= WHAT THE EXERCISE ASKS =
Word for word, repeat the entries, minus the pictures.

(Data records)
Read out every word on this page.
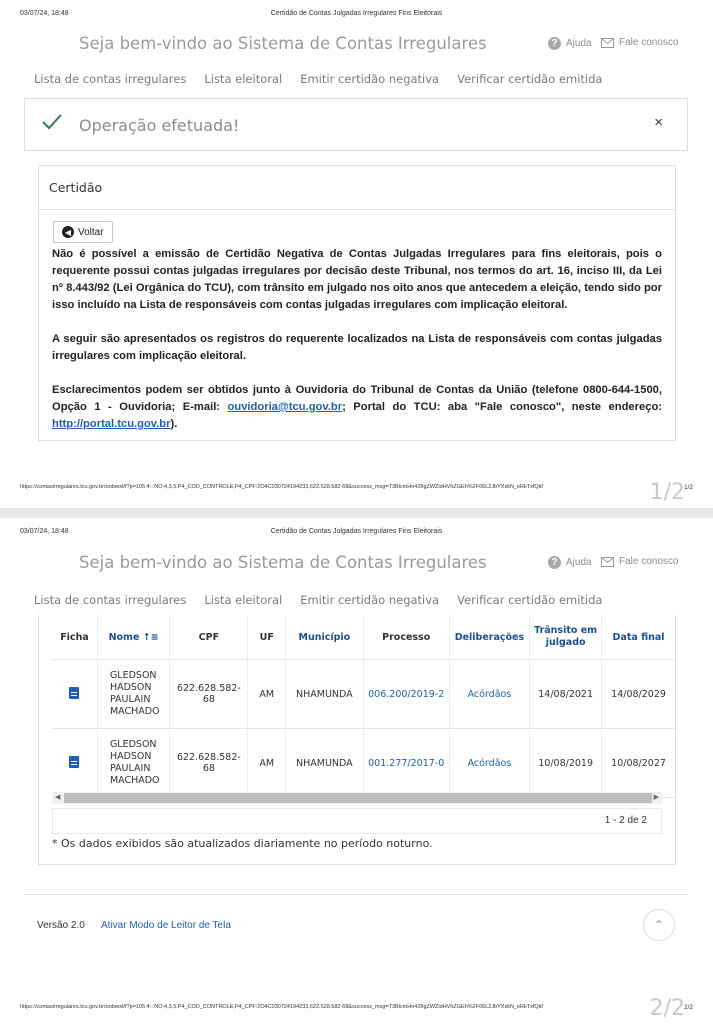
03/07/24, 18:48	Certidão de Contas Julgadas Irregulares Fins Eleitorais
Seja bem-vindo ao Sistema de Contas Irregulares	? Ajuda	Fale conosco
Lista de contas irregulares Lista eleitoral Emitir certidão negativa Verificar certidão emitida
Operação efetuada!	×
Certidão
◀ Voltar

Não é possível a emissão de Certidão Negativa de Contas Julgadas Irregulares para fins eleitorais, pois o requerente possui contas julgadas irregulares por decisão deste Tribunal, nos termos do art. 16, inciso III, da Lei nº 8.443/92 (Lei Orgânica do TCU), com trânsito em julgado nos oito anos que antecedem a eleição, tendo sido por isso incluído na Lista de responsáveis com contas julgadas irregulares com implicação eleitoral.

A seguir são apresentados os registros do requerente localizados na Lista de responsáveis com contas julgadas irregulares com implicação eleitoral.

Esclarecimentos podem ser obtidos junto à Ouvidoria do Tribunal de Contas da União (telefone 0800-644-1500, Opção 1 - Ouvidoria; E-mail: ouvidoria@tcu.gov.br; Portal do TCU: aba "Fale conosco", neste endereço: http://portal.tcu.gov.br).

1/2
https://contasirregulares.tcu.gov.br/ordsext/f?p=105:4:::NO:4,3,5:P4_COD_CONTROLE,P4_CPF:2O4C030724194233,622.628.582-68&success_msg=T3BlcmHn428gZWZldHVhZGEh%2F06L2JbYXskN_eRkTxfQkf	1/2
03/07/24, 18:48	Certidão de Contas Julgadas Irregulares Fins Eleitorais
Seja bem-vindo ao Sistema de Contas Irregulares	? Ajuda	Fale conosco
Lista de contas irregulares Lista eleitoral Emitir certidão negativa Verificar certidão emitida
Ficha	Nome ↑≡	CPF	UF	Município	Processo	Deliberações	Trânsito em julgado	Data final
	GLEDSON HADSON PAULAIN MACHADO	622.628.582-68	AM	NHAMUNDA	006.200/2019-2	Acórdãos	14/08/2021	14/08/2029
	GLEDSON HADSON PAULAIN MACHADO	622.628.582-68	AM	NHAMUNDA	001.277/2017-0	Acórdãos	10/08/2019	10/08/2027
◀	▶
1 - 2 de 2
* Os dados exibidos são atualizados diariamente no período noturno.
Versão 2.0 Ativar Modo de Leitor de Tela	⌃
2/2
https://contasirregulares.tcu.gov.br/ordsext/f?p=105:4:::NO:4,3,5:P4_COD_CONTROLE,P4_CPF:2O4C030724194233,622.628.582-68&success_msg=T3BlcmHn428gZWZldHVhZGEh%2F06L2JbYXskN_eRkTxfQkf	2/2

= RESPONSE BELOW =
Read out every word on this page.
03/07/24, 18:48	Certidão de Contas Julgadas Irregulares Fins Eleitorais
Seja bem-vindo ao Sistema de Contas Irregulares	? Ajuda	Fale conosco
Lista de contas irregulares Lista eleitoral Emitir certidão negativa Verificar certidão emitida
Operação efetuada!	×
Certidão
◀ Voltar

Não é possível a emissão de Certidão Negativa de Contas Julgadas Irregulares para fins eleitorais, pois o requerente possui contas julgadas irregulares por decisão deste Tribunal, nos termos do art. 16, inciso III, da Lei nº 8.443/92 (Lei Orgânica do TCU), com trânsito em julgado nos oito anos que antecedem a eleição, tendo sido por isso incluído na Lista de responsáveis com contas julgadas irregulares com implicação eleitoral.

A seguir são apresentados os registros do requerente localizados na Lista de responsáveis com contas julgadas irregulares com implicação eleitoral.

Esclarecimentos podem ser obtidos junto à Ouvidoria do Tribunal de Contas da União (telefone 0800-644-1500, Opção 1 - Ouvidoria; E-mail: ouvidoria@tcu.gov.br; Portal do TCU: aba "Fale conosco", neste endereço: http://portal.tcu.gov.br).

1/2
https://contasirregulares.tcu.gov.br/ordsext/f?p=105:4:::NO:4,3,5:P4_COD_CONTROLE,P4_CPF:2O4C030724194233,622.628.582-68&success_msg=T3BlcmHn428gZWZldHVhZGEh%2F06L2JbYXskN_eRkTxfQkf	1/2
03/07/24, 18:48	Certidão de Contas Julgadas Irregulares Fins Eleitorais
Seja bem-vindo ao Sistema de Contas Irregulares	? Ajuda	Fale conosco
Lista de contas irregulares Lista eleitoral Emitir certidão negativa Verificar certidão emitida
Ficha	Nome ↑≡	CPF	UF	Município	Processo	Deliberações	Trânsito em julgado	Data final
	GLEDSON HADSON PAULAIN MACHADO	622.628.582-68	AM	NHAMUNDA	006.200/2019-2	Acórdãos	14/08/2021	14/08/2029
	GLEDSON HADSON PAULAIN MACHADO	622.628.582-68	AM	NHAMUNDA	001.277/2017-0	Acórdãos	10/08/2019	10/08/2027
◀	▶
1 - 2 de 2
* Os dados exibidos são atualizados diariamente no período noturno.
Versão 2.0 Ativar Modo de Leitor de Tela	⌃
2/2
https://contasirregulares.tcu.gov.br/ordsext/f?p=105:4:::NO:4,3,5:P4_COD_CONTROLE,P4_CPF:2O4C030724194233,622.628.582-68&success_msg=T3BlcmHn428gZWZldHVhZGEh%2F06L2JbYXskN_eRkTxfQkf	2/2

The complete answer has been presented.